▶ [PROVIDED MATERIAL]:
──────
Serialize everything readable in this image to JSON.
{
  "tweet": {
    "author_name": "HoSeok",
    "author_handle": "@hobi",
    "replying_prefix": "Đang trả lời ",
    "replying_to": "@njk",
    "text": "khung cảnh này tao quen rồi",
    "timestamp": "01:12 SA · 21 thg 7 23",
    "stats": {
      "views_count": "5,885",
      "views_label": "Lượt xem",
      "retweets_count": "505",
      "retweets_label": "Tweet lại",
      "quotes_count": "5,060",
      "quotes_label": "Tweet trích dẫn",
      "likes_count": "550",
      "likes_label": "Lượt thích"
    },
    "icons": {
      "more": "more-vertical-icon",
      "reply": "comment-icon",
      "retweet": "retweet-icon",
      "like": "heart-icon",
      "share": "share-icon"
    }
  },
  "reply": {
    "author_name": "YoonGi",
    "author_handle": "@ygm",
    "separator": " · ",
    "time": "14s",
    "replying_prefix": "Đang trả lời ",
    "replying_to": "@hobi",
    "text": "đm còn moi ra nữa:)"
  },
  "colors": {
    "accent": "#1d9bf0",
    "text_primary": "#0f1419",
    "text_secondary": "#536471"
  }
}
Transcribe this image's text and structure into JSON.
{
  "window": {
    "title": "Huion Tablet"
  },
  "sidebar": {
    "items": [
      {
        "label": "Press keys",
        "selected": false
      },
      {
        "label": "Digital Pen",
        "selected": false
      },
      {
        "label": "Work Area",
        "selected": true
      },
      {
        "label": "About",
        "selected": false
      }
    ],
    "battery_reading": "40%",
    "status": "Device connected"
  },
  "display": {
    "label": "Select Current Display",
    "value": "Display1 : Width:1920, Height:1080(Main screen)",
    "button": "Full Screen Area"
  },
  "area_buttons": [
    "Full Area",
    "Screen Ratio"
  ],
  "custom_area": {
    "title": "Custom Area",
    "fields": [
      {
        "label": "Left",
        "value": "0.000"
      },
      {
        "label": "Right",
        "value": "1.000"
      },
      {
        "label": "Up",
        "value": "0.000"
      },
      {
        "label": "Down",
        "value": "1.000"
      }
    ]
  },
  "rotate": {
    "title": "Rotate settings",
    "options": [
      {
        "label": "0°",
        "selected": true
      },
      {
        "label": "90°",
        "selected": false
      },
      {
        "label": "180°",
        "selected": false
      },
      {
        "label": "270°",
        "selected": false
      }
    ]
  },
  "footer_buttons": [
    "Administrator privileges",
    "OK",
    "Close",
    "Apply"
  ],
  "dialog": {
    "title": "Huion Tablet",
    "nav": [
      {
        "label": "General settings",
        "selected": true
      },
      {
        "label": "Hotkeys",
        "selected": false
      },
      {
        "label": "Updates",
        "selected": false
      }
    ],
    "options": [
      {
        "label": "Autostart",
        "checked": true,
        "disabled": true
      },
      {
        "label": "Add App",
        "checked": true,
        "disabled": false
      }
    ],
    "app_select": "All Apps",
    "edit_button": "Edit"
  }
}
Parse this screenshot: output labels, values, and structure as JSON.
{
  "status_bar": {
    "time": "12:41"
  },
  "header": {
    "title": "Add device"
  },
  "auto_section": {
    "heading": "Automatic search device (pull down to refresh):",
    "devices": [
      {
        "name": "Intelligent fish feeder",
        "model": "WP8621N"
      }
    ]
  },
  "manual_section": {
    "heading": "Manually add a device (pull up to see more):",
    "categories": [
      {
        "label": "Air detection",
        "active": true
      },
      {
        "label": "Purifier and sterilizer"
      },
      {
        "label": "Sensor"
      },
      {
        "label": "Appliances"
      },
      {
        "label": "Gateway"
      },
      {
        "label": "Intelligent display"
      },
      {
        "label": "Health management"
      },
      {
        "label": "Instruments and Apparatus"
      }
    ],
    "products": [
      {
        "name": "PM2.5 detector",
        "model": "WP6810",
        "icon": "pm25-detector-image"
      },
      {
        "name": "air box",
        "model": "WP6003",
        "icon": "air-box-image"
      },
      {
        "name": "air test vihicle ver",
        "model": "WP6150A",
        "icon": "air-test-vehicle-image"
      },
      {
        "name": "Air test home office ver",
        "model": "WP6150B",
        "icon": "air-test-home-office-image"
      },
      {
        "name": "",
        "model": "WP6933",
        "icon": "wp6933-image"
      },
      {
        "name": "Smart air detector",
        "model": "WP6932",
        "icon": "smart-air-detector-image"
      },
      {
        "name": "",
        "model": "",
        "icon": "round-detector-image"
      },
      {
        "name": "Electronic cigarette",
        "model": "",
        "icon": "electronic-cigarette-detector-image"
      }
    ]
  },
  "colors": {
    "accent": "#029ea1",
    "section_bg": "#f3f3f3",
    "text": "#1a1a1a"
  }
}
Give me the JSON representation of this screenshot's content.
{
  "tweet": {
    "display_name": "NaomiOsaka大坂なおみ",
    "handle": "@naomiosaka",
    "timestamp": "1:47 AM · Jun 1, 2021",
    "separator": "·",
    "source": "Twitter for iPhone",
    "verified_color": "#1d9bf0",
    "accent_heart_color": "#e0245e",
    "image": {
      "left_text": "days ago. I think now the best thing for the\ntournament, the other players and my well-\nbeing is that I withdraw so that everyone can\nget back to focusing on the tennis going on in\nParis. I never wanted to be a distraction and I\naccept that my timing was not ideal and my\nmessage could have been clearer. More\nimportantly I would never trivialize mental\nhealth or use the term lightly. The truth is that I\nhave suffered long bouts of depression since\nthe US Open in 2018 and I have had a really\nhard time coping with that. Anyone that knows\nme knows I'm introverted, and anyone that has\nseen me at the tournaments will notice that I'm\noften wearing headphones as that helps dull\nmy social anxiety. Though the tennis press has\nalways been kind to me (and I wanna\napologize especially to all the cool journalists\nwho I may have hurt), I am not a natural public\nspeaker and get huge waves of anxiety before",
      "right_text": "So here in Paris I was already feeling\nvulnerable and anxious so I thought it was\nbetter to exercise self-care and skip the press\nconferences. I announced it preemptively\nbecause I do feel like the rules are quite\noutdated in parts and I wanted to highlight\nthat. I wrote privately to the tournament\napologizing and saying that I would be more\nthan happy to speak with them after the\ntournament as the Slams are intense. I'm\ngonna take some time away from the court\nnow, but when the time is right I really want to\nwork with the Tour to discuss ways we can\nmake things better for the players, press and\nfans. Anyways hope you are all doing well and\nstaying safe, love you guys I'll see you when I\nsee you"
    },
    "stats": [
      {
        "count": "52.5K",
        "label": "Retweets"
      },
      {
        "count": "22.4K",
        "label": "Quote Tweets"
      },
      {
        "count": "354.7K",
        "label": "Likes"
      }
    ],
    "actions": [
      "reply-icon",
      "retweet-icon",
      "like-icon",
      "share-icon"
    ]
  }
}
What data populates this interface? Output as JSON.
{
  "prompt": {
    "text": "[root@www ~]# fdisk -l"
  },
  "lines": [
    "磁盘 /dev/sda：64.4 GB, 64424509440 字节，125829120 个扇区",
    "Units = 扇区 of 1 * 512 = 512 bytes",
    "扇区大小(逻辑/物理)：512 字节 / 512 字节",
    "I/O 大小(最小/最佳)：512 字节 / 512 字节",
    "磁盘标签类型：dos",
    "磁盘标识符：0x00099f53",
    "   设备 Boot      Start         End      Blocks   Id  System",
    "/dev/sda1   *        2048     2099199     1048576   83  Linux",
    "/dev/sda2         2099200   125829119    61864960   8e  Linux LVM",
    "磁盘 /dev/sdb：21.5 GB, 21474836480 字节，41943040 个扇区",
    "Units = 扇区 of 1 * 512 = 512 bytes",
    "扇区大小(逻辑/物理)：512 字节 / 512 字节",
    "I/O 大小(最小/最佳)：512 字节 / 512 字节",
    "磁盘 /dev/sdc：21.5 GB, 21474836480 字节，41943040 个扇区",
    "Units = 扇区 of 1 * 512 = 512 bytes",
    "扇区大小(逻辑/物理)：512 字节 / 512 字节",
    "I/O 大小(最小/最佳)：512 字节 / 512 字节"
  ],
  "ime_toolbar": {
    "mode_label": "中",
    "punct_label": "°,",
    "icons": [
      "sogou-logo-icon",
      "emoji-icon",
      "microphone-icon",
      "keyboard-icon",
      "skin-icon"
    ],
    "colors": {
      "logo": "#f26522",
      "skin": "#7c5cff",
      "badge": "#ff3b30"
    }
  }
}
──────
▶ [DIRECTIVE]:
Scan the listing above. Gather each line that contains the word "JSON".

▶ [EXERCISE ANSWER]:
Serialize everything readable in this image to JSON.
Transcribe this image's text and structure into JSON.
Parse this screenshot: output labels, values, and structure as JSON.
Give me the JSON representation of this screenshot's content.
What data populates this interface? Output as JSON.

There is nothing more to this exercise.